--- START Entries shown ---
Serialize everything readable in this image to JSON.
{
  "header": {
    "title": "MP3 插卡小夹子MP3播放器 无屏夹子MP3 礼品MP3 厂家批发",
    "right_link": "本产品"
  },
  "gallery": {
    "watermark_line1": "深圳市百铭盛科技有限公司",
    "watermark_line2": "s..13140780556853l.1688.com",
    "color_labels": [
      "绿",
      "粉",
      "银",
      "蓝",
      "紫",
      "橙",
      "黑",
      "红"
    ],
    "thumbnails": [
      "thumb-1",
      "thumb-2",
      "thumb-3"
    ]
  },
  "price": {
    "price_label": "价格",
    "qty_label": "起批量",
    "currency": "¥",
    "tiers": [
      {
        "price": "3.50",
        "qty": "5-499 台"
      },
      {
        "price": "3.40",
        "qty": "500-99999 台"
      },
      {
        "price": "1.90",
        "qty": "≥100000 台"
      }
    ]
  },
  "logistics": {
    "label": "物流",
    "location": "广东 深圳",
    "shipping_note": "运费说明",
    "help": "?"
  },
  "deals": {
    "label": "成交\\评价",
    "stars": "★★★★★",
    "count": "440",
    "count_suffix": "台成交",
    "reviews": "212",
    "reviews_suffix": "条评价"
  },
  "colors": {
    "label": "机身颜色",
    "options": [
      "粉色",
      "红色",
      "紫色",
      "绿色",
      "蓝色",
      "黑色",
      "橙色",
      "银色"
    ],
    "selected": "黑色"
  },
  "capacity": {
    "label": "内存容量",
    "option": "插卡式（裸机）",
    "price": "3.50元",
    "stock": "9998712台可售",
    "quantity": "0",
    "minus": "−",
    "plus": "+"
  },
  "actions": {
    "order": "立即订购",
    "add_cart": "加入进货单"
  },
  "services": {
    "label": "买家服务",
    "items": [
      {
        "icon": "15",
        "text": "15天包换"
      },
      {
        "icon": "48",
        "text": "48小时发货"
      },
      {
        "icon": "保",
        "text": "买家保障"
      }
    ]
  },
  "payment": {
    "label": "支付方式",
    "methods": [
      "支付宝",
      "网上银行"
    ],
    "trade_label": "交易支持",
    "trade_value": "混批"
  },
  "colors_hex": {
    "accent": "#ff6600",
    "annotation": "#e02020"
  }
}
--- END Entries shown ---
- **Aim of the exercise**
Quote each line above in full, word for word.

- **Output of the exercise**
Serialize everything readable in this image to JSON.
{
  "header": {
    "title": "MP3 插卡小夹子MP3播放器 无屏夹子MP3 礼品MP3 厂家批发",
    "right_link": "本产品"
  },
  "gallery": {
    "watermark_line1": "深圳市百铭盛科技有限公司",
    "watermark_line2": "s..13140780556853l.1688.com",
    "color_labels": [
      "绿",
      "粉",
      "银",
      "蓝",
      "紫",
      "橙",
      "黑",
      "红"
    ],
    "thumbnails": [
      "thumb-1",
      "thumb-2",
      "thumb-3"
    ]
  },
  "price": {
    "price_label": "价格",
    "qty_label": "起批量",
    "currency": "¥",
    "tiers": [
      {
        "price": "3.50",
        "qty": "5-499 台"
      },
      {
        "price": "3.40",
        "qty": "500-99999 台"
      },
      {
        "price": "1.90",
        "qty": "≥100000 台"
      }
    ]
  },
  "logistics": {
    "label": "物流",
    "location": "广东 深圳",
    "shipping_note": "运费说明",
    "help": "?"
  },
  "deals": {
    "label": "成交\\评价",
    "stars": "★★★★★",
    "count": "440",
    "count_suffix": "台成交",
    "reviews": "212",
    "reviews_suffix": "条评价"
  },
  "colors": {
    "label": "机身颜色",
    "options": [
      "粉色",
      "红色",
      "紫色",
      "绿色",
      "蓝色",
      "黑色",
      "橙色",
      "银色"
    ],
    "selected": "黑色"
  },
  "capacity": {
    "label": "内存容量",
    "option": "插卡式（裸机）",
    "price": "3.50元",
    "stock": "9998712台可售",
    "quantity": "0",
    "minus": "−",
    "plus": "+"
  },
  "actions": {
    "order": "立即订购",
    "add_cart": "加入进货单"
  },
  "services": {
    "label": "买家服务",
    "items": [
      {
        "icon": "15",
        "text": "15天包换"
      },
      {
        "icon": "48",
        "text": "48小时发货"
      },
      {
        "icon": "保",
        "text": "买家保障"
      }
    ]
  },
  "payment": {
    "label": "支付方式",
    "methods": [
      "支付宝",
      "网上银行"
    ],
    "trade_label": "交易支持",
    "trade_value": "混批"
  },
  "colors_hex": {
    "accent": "#ff6600",
    "annotation": "#e02020"
  }
}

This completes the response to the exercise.